##### EXERCISE INPUT

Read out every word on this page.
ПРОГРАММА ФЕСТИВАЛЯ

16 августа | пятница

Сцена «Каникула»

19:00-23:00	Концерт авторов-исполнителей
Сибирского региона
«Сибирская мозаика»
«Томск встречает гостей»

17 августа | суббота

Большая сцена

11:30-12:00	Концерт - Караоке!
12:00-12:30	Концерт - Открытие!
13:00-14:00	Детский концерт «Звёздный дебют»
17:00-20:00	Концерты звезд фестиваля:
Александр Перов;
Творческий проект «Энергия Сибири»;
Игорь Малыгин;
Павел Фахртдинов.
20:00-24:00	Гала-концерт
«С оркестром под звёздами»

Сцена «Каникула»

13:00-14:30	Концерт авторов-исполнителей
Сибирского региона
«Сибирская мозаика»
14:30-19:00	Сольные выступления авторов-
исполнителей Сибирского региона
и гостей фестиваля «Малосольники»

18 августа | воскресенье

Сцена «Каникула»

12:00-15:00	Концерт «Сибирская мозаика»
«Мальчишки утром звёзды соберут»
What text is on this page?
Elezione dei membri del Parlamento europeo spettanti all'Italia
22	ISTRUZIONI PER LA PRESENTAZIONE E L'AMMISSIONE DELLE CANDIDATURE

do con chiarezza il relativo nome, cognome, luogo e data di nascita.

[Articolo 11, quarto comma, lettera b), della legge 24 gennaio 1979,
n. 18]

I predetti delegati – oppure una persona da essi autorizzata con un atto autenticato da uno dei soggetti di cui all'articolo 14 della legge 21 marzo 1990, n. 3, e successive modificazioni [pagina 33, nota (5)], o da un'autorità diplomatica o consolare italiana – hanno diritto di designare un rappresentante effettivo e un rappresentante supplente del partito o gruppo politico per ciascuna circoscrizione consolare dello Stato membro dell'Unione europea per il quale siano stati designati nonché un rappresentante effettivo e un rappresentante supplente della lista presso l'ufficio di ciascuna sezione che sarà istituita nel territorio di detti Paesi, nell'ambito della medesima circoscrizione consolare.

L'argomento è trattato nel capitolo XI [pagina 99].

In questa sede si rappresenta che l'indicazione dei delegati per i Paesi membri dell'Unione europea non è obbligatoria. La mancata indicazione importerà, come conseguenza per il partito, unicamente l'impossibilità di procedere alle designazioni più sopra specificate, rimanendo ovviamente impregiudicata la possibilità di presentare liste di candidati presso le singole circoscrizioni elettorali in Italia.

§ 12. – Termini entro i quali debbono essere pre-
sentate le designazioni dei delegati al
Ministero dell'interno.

##########

_DO THIS:_
Recite the full listing above exactly.

_COMPLETED TASK:_
Read out every word on this page.
ПРОГРАММА ФЕСТИВАЛЯ

16 августа | пятница

Сцена «Каникула»

19:00-23:00	Концерт авторов-исполнителей
Сибирского региона
«Сибирская мозаика»
«Томск встречает гостей»

17 августа | суббота

Большая сцена

11:30-12:00	Концерт - Караоке!
12:00-12:30	Концерт - Открытие!
13:00-14:00	Детский концерт «Звёздный дебют»
17:00-20:00	Концерты звезд фестиваля:
Александр Перов;
Творческий проект «Энергия Сибири»;
Игорь Малыгин;
Павел Фахртдинов.
20:00-24:00	Гала-концерт
«С оркестром под звёздами»

Сцена «Каникула»

13:00-14:30	Концерт авторов-исполнителей
Сибирского региона
«Сибирская мозаика»
14:30-19:00	Сольные выступления авторов-
исполнителей Сибирского региона
и гостей фестиваля «Малосольники»

18 августа | воскресенье

Сцена «Каникула»

12:00-15:00	Концерт «Сибирская мозаика»
«Мальчишки утром звёзды соберут»
What text is on this page?
Elezione dei membri del Parlamento europeo spettanti all'Italia
22	ISTRUZIONI PER LA PRESENTAZIONE E L'AMMISSIONE DELLE CANDIDATURE

do con chiarezza il relativo nome, cognome, luogo e data di nascita.

[Articolo 11, quarto comma, lettera b), della legge 24 gennaio 1979,
n. 18]

I predetti delegati – oppure una persona da essi autorizzata con un atto autenticato da uno dei soggetti di cui all'articolo 14 della legge 21 marzo 1990, n. 3, e successive modificazioni [pagina 33, nota (5)], o da un'autorità diplomatica o consolare italiana – hanno diritto di designare un rappresentante effettivo e un rappresentante supplente del partito o gruppo politico per ciascuna circoscrizione consolare dello Stato membro dell'Unione europea per il quale siano stati designati nonché un rappresentante effettivo e un rappresentante supplente della lista presso l'ufficio di ciascuna sezione che sarà istituita nel territorio di detti Paesi, nell'ambito della medesima circoscrizione consolare.

L'argomento è trattato nel capitolo XI [pagina 99].

In questa sede si rappresenta che l'indicazione dei delegati per i Paesi membri dell'Unione europea non è obbligatoria. La mancata indicazione importerà, come conseguenza per il partito, unicamente l'impossibilità di procedere alle designazioni più sopra specificate, rimanendo ovviamente impregiudicata la possibilità di presentare liste di candidati presso le singole circoscrizioni elettorali in Italia.

§ 12. – Termini entro i quali debbono essere pre-
sentate le designazioni dei delegati al
Ministero dell'interno.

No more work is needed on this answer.